● **Given instruction**: Show every line below where "screenshot" can be found.

Data items:

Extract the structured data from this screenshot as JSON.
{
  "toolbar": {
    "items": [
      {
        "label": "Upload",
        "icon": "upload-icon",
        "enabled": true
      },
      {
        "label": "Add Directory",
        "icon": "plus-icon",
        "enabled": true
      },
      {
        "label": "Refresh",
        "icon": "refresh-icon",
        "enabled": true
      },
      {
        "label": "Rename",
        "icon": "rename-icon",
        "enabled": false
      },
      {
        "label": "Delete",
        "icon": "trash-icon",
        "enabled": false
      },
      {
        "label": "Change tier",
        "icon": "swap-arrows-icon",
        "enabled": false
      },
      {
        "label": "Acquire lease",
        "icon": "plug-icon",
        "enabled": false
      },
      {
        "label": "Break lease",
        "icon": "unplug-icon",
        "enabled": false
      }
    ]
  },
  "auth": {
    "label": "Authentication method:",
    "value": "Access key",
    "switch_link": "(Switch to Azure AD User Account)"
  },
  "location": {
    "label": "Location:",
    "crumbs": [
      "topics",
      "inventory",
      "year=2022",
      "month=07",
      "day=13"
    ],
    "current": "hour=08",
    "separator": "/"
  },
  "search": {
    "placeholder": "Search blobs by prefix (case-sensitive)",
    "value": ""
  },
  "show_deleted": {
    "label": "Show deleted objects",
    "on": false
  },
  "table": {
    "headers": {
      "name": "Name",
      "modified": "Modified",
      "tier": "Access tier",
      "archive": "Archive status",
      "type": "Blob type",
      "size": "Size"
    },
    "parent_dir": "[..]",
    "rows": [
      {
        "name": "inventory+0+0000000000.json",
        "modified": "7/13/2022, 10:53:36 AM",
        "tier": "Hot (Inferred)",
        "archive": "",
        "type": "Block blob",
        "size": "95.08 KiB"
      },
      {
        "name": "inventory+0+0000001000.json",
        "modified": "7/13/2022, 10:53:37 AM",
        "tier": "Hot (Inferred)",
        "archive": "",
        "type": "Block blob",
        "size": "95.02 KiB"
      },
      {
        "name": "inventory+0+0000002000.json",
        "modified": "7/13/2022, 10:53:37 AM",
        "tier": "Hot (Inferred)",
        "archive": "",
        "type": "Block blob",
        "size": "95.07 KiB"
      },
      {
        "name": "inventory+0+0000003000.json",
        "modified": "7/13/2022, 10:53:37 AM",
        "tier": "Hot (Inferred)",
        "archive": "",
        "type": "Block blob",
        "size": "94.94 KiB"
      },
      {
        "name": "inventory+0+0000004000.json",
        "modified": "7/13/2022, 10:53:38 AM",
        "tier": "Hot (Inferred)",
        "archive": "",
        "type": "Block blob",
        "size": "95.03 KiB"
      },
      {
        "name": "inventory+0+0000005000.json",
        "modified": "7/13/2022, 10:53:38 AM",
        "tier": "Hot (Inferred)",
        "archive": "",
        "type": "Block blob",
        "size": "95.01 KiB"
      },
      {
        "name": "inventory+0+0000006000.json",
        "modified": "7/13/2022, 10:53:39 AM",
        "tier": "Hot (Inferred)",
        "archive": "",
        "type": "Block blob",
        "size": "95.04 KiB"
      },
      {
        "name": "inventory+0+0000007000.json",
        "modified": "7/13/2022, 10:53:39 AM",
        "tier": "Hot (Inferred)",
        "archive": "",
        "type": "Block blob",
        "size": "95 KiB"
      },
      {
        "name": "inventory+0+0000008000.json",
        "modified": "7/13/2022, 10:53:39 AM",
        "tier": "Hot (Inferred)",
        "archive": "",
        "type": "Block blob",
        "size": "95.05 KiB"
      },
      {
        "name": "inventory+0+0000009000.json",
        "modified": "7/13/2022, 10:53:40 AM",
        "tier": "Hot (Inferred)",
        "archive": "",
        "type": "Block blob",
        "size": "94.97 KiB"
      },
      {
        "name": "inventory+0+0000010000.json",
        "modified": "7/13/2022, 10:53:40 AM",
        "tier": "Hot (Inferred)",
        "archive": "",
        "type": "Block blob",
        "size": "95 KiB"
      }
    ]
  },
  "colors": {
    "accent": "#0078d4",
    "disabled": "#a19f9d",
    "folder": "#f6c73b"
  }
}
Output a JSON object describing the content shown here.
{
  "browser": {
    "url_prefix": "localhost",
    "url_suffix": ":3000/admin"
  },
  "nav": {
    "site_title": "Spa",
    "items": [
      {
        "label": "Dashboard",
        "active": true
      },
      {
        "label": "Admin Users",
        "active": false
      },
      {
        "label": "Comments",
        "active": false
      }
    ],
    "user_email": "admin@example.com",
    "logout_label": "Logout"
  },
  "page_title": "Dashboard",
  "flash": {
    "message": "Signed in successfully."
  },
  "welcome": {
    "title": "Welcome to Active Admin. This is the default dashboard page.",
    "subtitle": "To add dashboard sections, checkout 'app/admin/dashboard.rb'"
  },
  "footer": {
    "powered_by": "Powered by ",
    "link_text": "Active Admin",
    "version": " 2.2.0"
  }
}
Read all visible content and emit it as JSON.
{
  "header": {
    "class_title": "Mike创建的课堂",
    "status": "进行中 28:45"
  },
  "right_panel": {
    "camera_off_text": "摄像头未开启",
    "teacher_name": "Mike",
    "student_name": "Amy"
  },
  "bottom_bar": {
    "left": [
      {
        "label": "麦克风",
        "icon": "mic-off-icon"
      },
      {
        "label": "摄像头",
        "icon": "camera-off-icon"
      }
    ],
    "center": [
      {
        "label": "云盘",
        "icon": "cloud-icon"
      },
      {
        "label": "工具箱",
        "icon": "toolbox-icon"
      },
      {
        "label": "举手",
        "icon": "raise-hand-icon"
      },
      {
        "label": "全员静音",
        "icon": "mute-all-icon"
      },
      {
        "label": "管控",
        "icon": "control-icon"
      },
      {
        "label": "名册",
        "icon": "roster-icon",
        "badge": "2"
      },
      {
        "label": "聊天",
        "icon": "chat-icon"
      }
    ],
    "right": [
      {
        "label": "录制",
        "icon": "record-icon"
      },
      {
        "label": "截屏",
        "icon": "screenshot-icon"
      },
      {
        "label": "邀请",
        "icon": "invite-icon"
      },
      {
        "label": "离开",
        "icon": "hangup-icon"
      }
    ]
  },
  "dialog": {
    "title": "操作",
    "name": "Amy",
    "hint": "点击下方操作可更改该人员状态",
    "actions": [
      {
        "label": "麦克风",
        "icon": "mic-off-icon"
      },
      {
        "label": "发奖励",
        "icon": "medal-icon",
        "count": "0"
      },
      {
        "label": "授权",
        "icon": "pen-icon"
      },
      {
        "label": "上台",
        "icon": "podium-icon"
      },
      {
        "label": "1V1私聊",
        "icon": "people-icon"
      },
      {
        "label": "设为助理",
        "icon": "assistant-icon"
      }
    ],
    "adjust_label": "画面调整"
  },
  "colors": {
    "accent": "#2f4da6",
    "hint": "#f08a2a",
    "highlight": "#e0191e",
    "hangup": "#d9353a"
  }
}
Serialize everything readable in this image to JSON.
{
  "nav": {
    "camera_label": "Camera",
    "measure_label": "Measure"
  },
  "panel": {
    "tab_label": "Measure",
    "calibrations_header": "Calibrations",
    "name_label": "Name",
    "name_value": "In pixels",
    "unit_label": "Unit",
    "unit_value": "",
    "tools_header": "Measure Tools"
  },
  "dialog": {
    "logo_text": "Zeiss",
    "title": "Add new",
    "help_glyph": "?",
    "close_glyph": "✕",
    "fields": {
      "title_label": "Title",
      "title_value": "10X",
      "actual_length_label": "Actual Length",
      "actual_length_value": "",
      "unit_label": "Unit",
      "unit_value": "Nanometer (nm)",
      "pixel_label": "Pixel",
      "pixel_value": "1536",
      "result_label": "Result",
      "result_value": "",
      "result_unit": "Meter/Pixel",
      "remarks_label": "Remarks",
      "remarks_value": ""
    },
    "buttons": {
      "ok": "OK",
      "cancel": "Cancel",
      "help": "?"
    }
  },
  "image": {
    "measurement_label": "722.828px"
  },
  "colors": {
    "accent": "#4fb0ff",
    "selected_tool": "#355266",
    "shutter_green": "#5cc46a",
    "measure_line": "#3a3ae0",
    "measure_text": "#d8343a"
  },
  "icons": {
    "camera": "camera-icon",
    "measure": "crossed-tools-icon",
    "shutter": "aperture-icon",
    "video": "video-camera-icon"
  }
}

● **Correct answer**:
Extract the structured data from this screenshot as JSON.
        "icon": "screenshot-icon"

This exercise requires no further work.